| Data items |
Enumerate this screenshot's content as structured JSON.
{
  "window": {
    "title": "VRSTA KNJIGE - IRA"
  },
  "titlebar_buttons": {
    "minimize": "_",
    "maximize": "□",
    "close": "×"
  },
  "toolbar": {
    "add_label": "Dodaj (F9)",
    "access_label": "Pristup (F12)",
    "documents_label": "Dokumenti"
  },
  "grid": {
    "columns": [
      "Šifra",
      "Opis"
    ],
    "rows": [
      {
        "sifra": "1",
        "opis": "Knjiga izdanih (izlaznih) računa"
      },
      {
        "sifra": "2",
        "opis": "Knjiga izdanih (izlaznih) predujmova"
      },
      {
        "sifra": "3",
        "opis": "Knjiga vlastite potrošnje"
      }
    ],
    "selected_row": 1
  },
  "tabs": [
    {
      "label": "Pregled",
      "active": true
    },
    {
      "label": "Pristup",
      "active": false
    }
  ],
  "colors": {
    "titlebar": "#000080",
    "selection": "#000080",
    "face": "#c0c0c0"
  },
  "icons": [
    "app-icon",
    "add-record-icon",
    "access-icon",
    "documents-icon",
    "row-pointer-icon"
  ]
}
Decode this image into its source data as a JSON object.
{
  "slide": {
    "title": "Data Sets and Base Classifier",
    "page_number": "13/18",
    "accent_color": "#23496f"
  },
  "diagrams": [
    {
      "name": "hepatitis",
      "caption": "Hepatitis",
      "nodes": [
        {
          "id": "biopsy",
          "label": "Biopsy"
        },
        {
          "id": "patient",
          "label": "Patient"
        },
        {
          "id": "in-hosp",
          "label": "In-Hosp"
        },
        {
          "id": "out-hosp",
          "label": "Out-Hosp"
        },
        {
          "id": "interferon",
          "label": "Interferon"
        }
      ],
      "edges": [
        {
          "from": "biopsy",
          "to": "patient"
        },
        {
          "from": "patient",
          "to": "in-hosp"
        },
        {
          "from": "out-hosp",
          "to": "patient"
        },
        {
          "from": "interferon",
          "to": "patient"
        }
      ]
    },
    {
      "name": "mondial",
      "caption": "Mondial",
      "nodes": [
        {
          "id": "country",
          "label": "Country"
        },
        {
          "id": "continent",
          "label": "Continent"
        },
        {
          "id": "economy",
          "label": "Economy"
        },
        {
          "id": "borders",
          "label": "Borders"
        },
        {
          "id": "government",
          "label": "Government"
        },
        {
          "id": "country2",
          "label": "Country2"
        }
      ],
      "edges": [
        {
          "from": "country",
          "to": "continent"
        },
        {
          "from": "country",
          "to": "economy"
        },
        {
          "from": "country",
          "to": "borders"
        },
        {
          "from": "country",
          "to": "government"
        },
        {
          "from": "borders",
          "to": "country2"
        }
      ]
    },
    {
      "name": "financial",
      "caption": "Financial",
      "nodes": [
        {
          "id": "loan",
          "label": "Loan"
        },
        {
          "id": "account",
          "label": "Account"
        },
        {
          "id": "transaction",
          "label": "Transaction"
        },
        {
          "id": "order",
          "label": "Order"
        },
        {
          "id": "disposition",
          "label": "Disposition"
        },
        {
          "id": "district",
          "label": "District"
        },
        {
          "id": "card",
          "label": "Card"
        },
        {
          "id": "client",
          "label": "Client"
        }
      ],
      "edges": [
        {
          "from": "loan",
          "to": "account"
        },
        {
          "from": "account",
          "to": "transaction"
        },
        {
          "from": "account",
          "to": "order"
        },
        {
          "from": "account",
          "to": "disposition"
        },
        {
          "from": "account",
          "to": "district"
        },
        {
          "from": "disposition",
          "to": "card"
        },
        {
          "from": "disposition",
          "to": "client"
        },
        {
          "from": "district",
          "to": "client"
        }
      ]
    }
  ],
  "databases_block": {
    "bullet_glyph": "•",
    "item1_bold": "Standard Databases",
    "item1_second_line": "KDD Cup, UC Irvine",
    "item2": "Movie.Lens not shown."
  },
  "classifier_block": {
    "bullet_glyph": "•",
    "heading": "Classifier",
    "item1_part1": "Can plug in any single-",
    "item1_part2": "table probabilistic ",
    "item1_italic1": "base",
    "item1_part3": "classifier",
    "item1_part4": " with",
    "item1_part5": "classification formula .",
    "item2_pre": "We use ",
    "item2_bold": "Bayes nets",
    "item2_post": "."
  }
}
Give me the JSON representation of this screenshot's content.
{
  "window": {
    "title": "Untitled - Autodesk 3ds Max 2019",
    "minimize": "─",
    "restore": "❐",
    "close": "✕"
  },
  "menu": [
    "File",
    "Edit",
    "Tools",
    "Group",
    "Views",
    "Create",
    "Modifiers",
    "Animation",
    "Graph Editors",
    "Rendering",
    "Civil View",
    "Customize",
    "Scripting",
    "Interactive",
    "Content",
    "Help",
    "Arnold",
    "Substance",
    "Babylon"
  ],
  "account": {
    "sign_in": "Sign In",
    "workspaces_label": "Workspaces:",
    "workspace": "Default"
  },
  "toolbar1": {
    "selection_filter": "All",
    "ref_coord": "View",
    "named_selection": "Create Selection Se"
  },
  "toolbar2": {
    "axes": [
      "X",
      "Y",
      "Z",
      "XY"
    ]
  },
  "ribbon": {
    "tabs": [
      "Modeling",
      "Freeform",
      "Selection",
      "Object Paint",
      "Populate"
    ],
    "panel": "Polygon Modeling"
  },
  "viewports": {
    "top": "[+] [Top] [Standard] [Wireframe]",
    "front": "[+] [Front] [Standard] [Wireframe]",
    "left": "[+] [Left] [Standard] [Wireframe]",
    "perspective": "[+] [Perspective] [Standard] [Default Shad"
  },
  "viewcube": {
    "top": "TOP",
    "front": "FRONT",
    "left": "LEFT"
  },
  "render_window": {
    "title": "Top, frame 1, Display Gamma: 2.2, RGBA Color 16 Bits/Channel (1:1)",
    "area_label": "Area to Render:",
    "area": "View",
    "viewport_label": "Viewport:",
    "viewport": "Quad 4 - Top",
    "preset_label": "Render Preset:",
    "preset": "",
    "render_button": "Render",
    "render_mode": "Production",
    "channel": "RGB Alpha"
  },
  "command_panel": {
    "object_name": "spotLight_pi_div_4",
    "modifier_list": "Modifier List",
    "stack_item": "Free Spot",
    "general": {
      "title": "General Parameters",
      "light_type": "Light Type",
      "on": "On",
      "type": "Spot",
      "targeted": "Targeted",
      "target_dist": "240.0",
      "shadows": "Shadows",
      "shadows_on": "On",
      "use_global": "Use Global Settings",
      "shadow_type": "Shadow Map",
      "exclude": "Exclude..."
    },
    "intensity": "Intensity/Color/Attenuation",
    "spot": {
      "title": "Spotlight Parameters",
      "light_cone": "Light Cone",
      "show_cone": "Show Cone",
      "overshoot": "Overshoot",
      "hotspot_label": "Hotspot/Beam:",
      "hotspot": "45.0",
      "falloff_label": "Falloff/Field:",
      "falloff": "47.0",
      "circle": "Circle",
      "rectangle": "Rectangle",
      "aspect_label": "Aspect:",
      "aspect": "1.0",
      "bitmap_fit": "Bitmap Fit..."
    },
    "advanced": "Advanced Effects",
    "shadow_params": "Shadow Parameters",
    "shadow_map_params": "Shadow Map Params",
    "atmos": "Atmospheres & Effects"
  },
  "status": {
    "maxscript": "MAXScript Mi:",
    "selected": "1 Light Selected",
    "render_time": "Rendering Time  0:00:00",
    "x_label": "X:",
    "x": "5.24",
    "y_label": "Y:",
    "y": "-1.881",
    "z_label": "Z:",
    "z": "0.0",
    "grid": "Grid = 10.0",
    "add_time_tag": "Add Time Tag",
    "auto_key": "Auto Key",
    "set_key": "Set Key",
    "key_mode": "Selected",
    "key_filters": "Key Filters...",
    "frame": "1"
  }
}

| CHALLENGE |
Write out the entire listing exactly.

| TASK ANSWER |
Enumerate this screenshot's content as structured JSON.
{
  "window": {
    "title": "VRSTA KNJIGE - IRA"
  },
  "titlebar_buttons": {
    "minimize": "_",
    "maximize": "□",
    "close": "×"
  },
  "toolbar": {
    "add_label": "Dodaj (F9)",
    "access_label": "Pristup (F12)",
    "documents_label": "Dokumenti"
  },
  "grid": {
    "columns": [
      "Šifra",
      "Opis"
    ],
    "rows": [
      {
        "sifra": "1",
        "opis": "Knjiga izdanih (izlaznih) računa"
      },
      {
        "sifra": "2",
        "opis": "Knjiga izdanih (izlaznih) predujmova"
      },
      {
        "sifra": "3",
        "opis": "Knjiga vlastite potrošnje"
      }
    ],
    "selected_row": 1
  },
  "tabs": [
    {
      "label": "Pregled",
      "active": true
    },
    {
      "label": "Pristup",
      "active": false
    }
  ],
  "colors": {
    "titlebar": "#000080",
    "selection": "#000080",
    "face": "#c0c0c0"
  },
  "icons": [
    "app-icon",
    "add-record-icon",
    "access-icon",
    "documents-icon",
    "row-pointer-icon"
  ]
}
Decode this image into its source data as a JSON object.
{
  "slide": {
    "title": "Data Sets and Base Classifier",
    "page_number": "13/18",
    "accent_color": "#23496f"
  },
  "diagrams": [
    {
      "name": "hepatitis",
      "caption": "Hepatitis",
      "nodes": [
        {
          "id": "biopsy",
          "label": "Biopsy"
        },
        {
          "id": "patient",
          "label": "Patient"
        },
        {
          "id": "in-hosp",
          "label": "In-Hosp"
        },
        {
          "id": "out-hosp",
          "label": "Out-Hosp"
        },
        {
          "id": "interferon",
          "label": "Interferon"
        }
      ],
      "edges": [
        {
          "from": "biopsy",
          "to": "patient"
        },
        {
          "from": "patient",
          "to": "in-hosp"
        },
        {
          "from": "out-hosp",
          "to": "patient"
        },
        {
          "from": "interferon",
          "to": "patient"
        }
      ]
    },
    {
      "name": "mondial",
      "caption": "Mondial",
      "nodes": [
        {
          "id": "country",
          "label": "Country"
        },
        {
          "id": "continent",
          "label": "Continent"
        },
        {
          "id": "economy",
          "label": "Economy"
        },
        {
          "id": "borders",
          "label": "Borders"
        },
        {
          "id": "government",
          "label": "Government"
        },
        {
          "id": "country2",
          "label": "Country2"
        }
      ],
      "edges": [
        {
          "from": "country",
          "to": "continent"
        },
        {
          "from": "country",
          "to": "economy"
        },
        {
          "from": "country",
          "to": "borders"
        },
        {
          "from": "country",
          "to": "government"
        },
        {
          "from": "borders",
          "to": "country2"
        }
      ]
    },
    {
      "name": "financial",
      "caption": "Financial",
      "nodes": [
        {
          "id": "loan",
          "label": "Loan"
        },
        {
          "id": "account",
          "label": "Account"
        },
        {
          "id": "transaction",
          "label": "Transaction"
        },
        {
          "id": "order",
          "label": "Order"
        },
        {
          "id": "disposition",
          "label": "Disposition"
        },
        {
          "id": "district",
          "label": "District"
        },
        {
          "id": "card",
          "label": "Card"
        },
        {
          "id": "client",
          "label": "Client"
        }
      ],
      "edges": [
        {
          "from": "loan",
          "to": "account"
        },
        {
          "from": "account",
          "to": "transaction"
        },
        {
          "from": "account",
          "to": "order"
        },
        {
          "from": "account",
          "to": "disposition"
        },
        {
          "from": "account",
          "to": "district"
        },
        {
          "from": "disposition",
          "to": "card"
        },
        {
          "from": "disposition",
          "to": "client"
        },
        {
          "from": "district",
          "to": "client"
        }
      ]
    }
  ],
  "databases_block": {
    "bullet_glyph": "•",
    "item1_bold": "Standard Databases",
    "item1_second_line": "KDD Cup, UC Irvine",
    "item2": "Movie.Lens not shown."
  },
  "classifier_block": {
    "bullet_glyph": "•",
    "heading": "Classifier",
    "item1_part1": "Can plug in any single-",
    "item1_part2": "table probabilistic ",
    "item1_italic1": "base",
    "item1_part3": "classifier",
    "item1_part4": " with",
    "item1_part5": "classification formula .",
    "item2_pre": "We use ",
    "item2_bold": "Bayes nets",
    "item2_post": "."
  }
}
Give me the JSON representation of this screenshot's content.
{
  "window": {
    "title": "Untitled - Autodesk 3ds Max 2019",
    "minimize": "─",
    "restore": "❐",
    "close": "✕"
  },
  "menu": [
    "File",
    "Edit",
    "Tools",
    "Group",
    "Views",
    "Create",
    "Modifiers",
    "Animation",
    "Graph Editors",
    "Rendering",
    "Civil View",
    "Customize",
    "Scripting",
    "Interactive",
    "Content",
    "Help",
    "Arnold",
    "Substance",
    "Babylon"
  ],
  "account": {
    "sign_in": "Sign In",
    "workspaces_label": "Workspaces:",
    "workspace": "Default"
  },
  "toolbar1": {
    "selection_filter": "All",
    "ref_coord": "View",
    "named_selection": "Create Selection Se"
  },
  "toolbar2": {
    "axes": [
      "X",
      "Y",
      "Z",
      "XY"
    ]
  },
  "ribbon": {
    "tabs": [
      "Modeling",
      "Freeform",
      "Selection",
      "Object Paint",
      "Populate"
    ],
    "panel": "Polygon Modeling"
  },
  "viewports": {
    "top": "[+] [Top] [Standard] [Wireframe]",
    "front": "[+] [Front] [Standard] [Wireframe]",
    "left": "[+] [Left] [Standard] [Wireframe]",
    "perspective": "[+] [Perspective] [Standard] [Default Shad"
  },
  "viewcube": {
    "top": "TOP",
    "front": "FRONT",
    "left": "LEFT"
  },
  "render_window": {
    "title": "Top, frame 1, Display Gamma: 2.2, RGBA Color 16 Bits/Channel (1:1)",
    "area_label": "Area to Render:",
    "area": "View",
    "viewport_label": "Viewport:",
    "viewport": "Quad 4 - Top",
    "preset_label": "Render Preset:",
    "preset": "",
    "render_button": "Render",
    "render_mode": "Production",
    "channel": "RGB Alpha"
  },
  "command_panel": {
    "object_name": "spotLight_pi_div_4",
    "modifier_list": "Modifier List",
    "stack_item": "Free Spot",
    "general": {
      "title": "General Parameters",
      "light_type": "Light Type",
      "on": "On",
      "type": "Spot",
      "targeted": "Targeted",
      "target_dist": "240.0",
      "shadows": "Shadows",
      "shadows_on": "On",
      "use_global": "Use Global Settings",
      "shadow_type": "Shadow Map",
      "exclude": "Exclude..."
    },
    "intensity": "Intensity/Color/Attenuation",
    "spot": {
      "title": "Spotlight Parameters",
      "light_cone": "Light Cone",
      "show_cone": "Show Cone",
      "overshoot": "Overshoot",
      "hotspot_label": "Hotspot/Beam:",
      "hotspot": "45.0",
      "falloff_label": "Falloff/Field:",
      "falloff": "47.0",
      "circle": "Circle",
      "rectangle": "Rectangle",
      "aspect_label": "Aspect:",
      "aspect": "1.0",
      "bitmap_fit": "Bitmap Fit..."
    },
    "advanced": "Advanced Effects",
    "shadow_params": "Shadow Parameters",
    "shadow_map_params": "Shadow Map Params",
    "atmos": "Atmospheres & Effects"
  },
  "status": {
    "maxscript": "MAXScript Mi:",
    "selected": "1 Light Selected",
    "render_time": "Rendering Time  0:00:00",
    "x_label": "X:",
    "x": "5.24",
    "y_label": "Y:",
    "y": "-1.881",
    "z_label": "Z:",
    "z": "0.0",
    "grid": "Grid = 10.0",
    "add_time_tag": "Add Time Tag",
    "auto_key": "Auto Key",
    "set_key": "Set Key",
    "key_mode": "Selected",
    "key_filters": "Key Filters...",
    "frame": "1"
  }
}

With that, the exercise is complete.